▶ EXERCISE INSTRUCTIONS:
Retype the material in full, keeping every word the same.

▶ INPUT MATERIAL:
◇ ◇ ◇ ◇
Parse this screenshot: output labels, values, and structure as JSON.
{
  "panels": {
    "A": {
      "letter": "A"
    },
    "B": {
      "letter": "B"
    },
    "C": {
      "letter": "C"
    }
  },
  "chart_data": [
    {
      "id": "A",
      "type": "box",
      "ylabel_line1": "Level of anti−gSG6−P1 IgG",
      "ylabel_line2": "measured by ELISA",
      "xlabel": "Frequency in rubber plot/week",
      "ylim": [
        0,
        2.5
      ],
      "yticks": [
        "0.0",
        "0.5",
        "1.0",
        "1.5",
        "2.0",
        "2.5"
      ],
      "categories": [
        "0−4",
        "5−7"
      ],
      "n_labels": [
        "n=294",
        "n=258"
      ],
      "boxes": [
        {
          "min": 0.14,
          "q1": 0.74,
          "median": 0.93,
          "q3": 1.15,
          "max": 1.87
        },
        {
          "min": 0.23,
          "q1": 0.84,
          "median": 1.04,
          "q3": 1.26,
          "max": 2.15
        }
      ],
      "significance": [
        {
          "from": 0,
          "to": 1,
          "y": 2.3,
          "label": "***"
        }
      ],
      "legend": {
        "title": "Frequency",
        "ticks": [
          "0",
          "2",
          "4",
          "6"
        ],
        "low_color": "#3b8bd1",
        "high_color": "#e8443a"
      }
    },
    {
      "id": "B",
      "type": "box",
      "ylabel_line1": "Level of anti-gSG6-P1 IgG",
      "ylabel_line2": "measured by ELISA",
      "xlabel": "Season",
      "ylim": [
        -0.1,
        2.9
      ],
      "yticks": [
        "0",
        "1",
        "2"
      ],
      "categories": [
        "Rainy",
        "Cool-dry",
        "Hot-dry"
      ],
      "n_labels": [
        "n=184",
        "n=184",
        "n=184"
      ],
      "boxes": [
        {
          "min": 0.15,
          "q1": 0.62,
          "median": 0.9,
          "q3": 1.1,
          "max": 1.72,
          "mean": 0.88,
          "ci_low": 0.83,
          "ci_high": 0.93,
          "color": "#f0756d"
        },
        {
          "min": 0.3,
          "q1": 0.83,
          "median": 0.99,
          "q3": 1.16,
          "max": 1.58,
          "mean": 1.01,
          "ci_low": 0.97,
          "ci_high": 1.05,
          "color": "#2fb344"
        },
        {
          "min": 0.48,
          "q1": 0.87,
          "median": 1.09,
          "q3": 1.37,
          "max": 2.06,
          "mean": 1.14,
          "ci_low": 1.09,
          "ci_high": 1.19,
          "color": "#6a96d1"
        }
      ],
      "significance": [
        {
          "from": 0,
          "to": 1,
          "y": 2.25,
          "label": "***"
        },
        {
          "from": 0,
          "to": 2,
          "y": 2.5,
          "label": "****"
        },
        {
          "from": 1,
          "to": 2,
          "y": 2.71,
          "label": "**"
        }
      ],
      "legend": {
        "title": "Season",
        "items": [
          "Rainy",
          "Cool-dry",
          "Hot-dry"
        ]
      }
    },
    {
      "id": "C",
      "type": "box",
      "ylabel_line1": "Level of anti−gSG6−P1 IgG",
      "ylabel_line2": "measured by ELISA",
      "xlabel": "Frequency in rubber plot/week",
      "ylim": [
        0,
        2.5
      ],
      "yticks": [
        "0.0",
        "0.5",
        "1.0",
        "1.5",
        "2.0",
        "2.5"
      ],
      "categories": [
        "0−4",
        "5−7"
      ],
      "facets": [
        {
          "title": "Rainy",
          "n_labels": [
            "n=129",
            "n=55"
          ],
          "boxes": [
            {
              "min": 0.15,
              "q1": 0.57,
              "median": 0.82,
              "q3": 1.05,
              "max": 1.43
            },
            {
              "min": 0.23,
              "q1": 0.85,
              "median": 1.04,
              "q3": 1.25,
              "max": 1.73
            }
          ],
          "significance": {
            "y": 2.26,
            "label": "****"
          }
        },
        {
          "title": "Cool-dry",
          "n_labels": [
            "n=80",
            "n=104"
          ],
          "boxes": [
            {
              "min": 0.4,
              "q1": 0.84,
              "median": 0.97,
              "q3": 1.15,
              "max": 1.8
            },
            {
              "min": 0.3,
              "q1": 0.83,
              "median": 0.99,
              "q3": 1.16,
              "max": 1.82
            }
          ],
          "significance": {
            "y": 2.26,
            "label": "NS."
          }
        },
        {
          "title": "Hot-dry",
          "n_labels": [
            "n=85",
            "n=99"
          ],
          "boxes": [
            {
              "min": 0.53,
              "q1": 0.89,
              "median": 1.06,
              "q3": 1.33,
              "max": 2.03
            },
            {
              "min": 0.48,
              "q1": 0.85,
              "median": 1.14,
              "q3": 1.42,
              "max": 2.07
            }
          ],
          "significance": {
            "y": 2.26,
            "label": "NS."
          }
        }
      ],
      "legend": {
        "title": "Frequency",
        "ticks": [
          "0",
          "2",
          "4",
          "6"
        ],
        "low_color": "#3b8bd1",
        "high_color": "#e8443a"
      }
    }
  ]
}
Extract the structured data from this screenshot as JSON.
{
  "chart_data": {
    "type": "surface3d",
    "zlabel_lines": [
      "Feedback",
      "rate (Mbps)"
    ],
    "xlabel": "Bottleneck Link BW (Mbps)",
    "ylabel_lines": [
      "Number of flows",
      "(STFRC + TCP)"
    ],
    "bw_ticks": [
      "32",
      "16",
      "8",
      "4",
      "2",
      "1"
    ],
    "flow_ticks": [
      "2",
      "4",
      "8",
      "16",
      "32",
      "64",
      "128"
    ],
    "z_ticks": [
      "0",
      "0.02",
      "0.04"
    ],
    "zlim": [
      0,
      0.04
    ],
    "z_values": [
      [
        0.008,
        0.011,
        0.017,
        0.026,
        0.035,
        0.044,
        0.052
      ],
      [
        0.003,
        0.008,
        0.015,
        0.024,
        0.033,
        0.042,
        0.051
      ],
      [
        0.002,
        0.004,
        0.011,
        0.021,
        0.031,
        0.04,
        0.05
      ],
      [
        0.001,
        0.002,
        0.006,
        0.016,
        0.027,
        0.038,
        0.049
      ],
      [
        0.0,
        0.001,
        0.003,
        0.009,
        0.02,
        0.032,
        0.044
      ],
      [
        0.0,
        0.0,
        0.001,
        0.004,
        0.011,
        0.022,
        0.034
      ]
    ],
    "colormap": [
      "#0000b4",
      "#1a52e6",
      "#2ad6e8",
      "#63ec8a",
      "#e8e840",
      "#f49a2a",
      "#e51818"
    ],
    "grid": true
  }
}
◇ ◇ ◇ ◇
▶ COMPLETED TASK:
Parse this screenshot: output labels, values, and structure as JSON.
{
  "panels": {
    "A": {
      "letter": "A"
    },
    "B": {
      "letter": "B"
    },
    "C": {
      "letter": "C"
    }
  },
  "chart_data": [
    {
      "id": "A",
      "type": "box",
      "ylabel_line1": "Level of anti−gSG6−P1 IgG",
      "ylabel_line2": "measured by ELISA",
      "xlabel": "Frequency in rubber plot/week",
      "ylim": [
        0,
        2.5
      ],
      "yticks": [
        "0.0",
        "0.5",
        "1.0",
        "1.5",
        "2.0",
        "2.5"
      ],
      "categories": [
        "0−4",
        "5−7"
      ],
      "n_labels": [
        "n=294",
        "n=258"
      ],
      "boxes": [
        {
          "min": 0.14,
          "q1": 0.74,
          "median": 0.93,
          "q3": 1.15,
          "max": 1.87
        },
        {
          "min": 0.23,
          "q1": 0.84,
          "median": 1.04,
          "q3": 1.26,
          "max": 2.15
        }
      ],
      "significance": [
        {
          "from": 0,
          "to": 1,
          "y": 2.3,
          "label": "***"
        }
      ],
      "legend": {
        "title": "Frequency",
        "ticks": [
          "0",
          "2",
          "4",
          "6"
        ],
        "low_color": "#3b8bd1",
        "high_color": "#e8443a"
      }
    },
    {
      "id": "B",
      "type": "box",
      "ylabel_line1": "Level of anti-gSG6-P1 IgG",
      "ylabel_line2": "measured by ELISA",
      "xlabel": "Season",
      "ylim": [
        -0.1,
        2.9
      ],
      "yticks": [
        "0",
        "1",
        "2"
      ],
      "categories": [
        "Rainy",
        "Cool-dry",
        "Hot-dry"
      ],
      "n_labels": [
        "n=184",
        "n=184",
        "n=184"
      ],
      "boxes": [
        {
          "min": 0.15,
          "q1": 0.62,
          "median": 0.9,
          "q3": 1.1,
          "max": 1.72,
          "mean": 0.88,
          "ci_low": 0.83,
          "ci_high": 0.93,
          "color": "#f0756d"
        },
        {
          "min": 0.3,
          "q1": 0.83,
          "median": 0.99,
          "q3": 1.16,
          "max": 1.58,
          "mean": 1.01,
          "ci_low": 0.97,
          "ci_high": 1.05,
          "color": "#2fb344"
        },
        {
          "min": 0.48,
          "q1": 0.87,
          "median": 1.09,
          "q3": 1.37,
          "max": 2.06,
          "mean": 1.14,
          "ci_low": 1.09,
          "ci_high": 1.19,
          "color": "#6a96d1"
        }
      ],
      "significance": [
        {
          "from": 0,
          "to": 1,
          "y": 2.25,
          "label": "***"
        },
        {
          "from": 0,
          "to": 2,
          "y": 2.5,
          "label": "****"
        },
        {
          "from": 1,
          "to": 2,
          "y": 2.71,
          "label": "**"
        }
      ],
      "legend": {
        "title": "Season",
        "items": [
          "Rainy",
          "Cool-dry",
          "Hot-dry"
        ]
      }
    },
    {
      "id": "C",
      "type": "box",
      "ylabel_line1": "Level of anti−gSG6−P1 IgG",
      "ylabel_line2": "measured by ELISA",
      "xlabel": "Frequency in rubber plot/week",
      "ylim": [
        0,
        2.5
      ],
      "yticks": [
        "0.0",
        "0.5",
        "1.0",
        "1.5",
        "2.0",
        "2.5"
      ],
      "categories": [
        "0−4",
        "5−7"
      ],
      "facets": [
        {
          "title": "Rainy",
          "n_labels": [
            "n=129",
            "n=55"
          ],
          "boxes": [
            {
              "min": 0.15,
              "q1": 0.57,
              "median": 0.82,
              "q3": 1.05,
              "max": 1.43
            },
            {
              "min": 0.23,
              "q1": 0.85,
              "median": 1.04,
              "q3": 1.25,
              "max": 1.73
            }
          ],
          "significance": {
            "y": 2.26,
            "label": "****"
          }
        },
        {
          "title": "Cool-dry",
          "n_labels": [
            "n=80",
            "n=104"
          ],
          "boxes": [
            {
              "min": 0.4,
              "q1": 0.84,
              "median": 0.97,
              "q3": 1.15,
              "max": 1.8
            },
            {
              "min": 0.3,
              "q1": 0.83,
              "median": 0.99,
              "q3": 1.16,
              "max": 1.82
            }
          ],
          "significance": {
            "y": 2.26,
            "label": "NS."
          }
        },
        {
          "title": "Hot-dry",
          "n_labels": [
            "n=85",
            "n=99"
          ],
          "boxes": [
            {
              "min": 0.53,
              "q1": 0.89,
              "median": 1.06,
              "q3": 1.33,
              "max": 2.03
            },
            {
              "min": 0.48,
              "q1": 0.85,
              "median": 1.14,
              "q3": 1.42,
              "max": 2.07
            }
          ],
          "significance": {
            "y": 2.26,
            "label": "NS."
          }
        }
      ],
      "legend": {
        "title": "Frequency",
        "ticks": [
          "0",
          "2",
          "4",
          "6"
        ],
        "low_color": "#3b8bd1",
        "high_color": "#e8443a"
      }
    }
  ]
}
Extract the structured data from this screenshot as JSON.
{
  "chart_data": {
    "type": "surface3d",
    "zlabel_lines": [
      "Feedback",
      "rate (Mbps)"
    ],
    "xlabel": "Bottleneck Link BW (Mbps)",
    "ylabel_lines": [
      "Number of flows",
      "(STFRC + TCP)"
    ],
    "bw_ticks": [
      "32",
      "16",
      "8",
      "4",
      "2",
      "1"
    ],
    "flow_ticks": [
      "2",
      "4",
      "8",
      "16",
      "32",
      "64",
      "128"
    ],
    "z_ticks": [
      "0",
      "0.02",
      "0.04"
    ],
    "zlim": [
      0,
      0.04
    ],
    "z_values": [
      [
        0.008,
        0.011,
        0.017,
        0.026,
        0.035,
        0.044,
        0.052
      ],
      [
        0.003,
        0.008,
        0.015,
        0.024,
        0.033,
        0.042,
        0.051
      ],
      [
        0.002,
        0.004,
        0.011,
        0.021,
        0.031,
        0.04,
        0.05
      ],
      [
        0.001,
        0.002,
        0.006,
        0.016,
        0.027,
        0.038,
        0.049
      ],
      [
        0.0,
        0.001,
        0.003,
        0.009,
        0.02,
        0.032,
        0.044
      ],
      [
        0.0,
        0.0,
        0.001,
        0.004,
        0.011,
        0.022,
        0.034
      ]
    ],
    "colormap": [
      "#0000b4",
      "#1a52e6",
      "#2ad6e8",
      "#63ec8a",
      "#e8e840",
      "#f49a2a",
      "#e51818"
    ],
    "grid": true
  }
}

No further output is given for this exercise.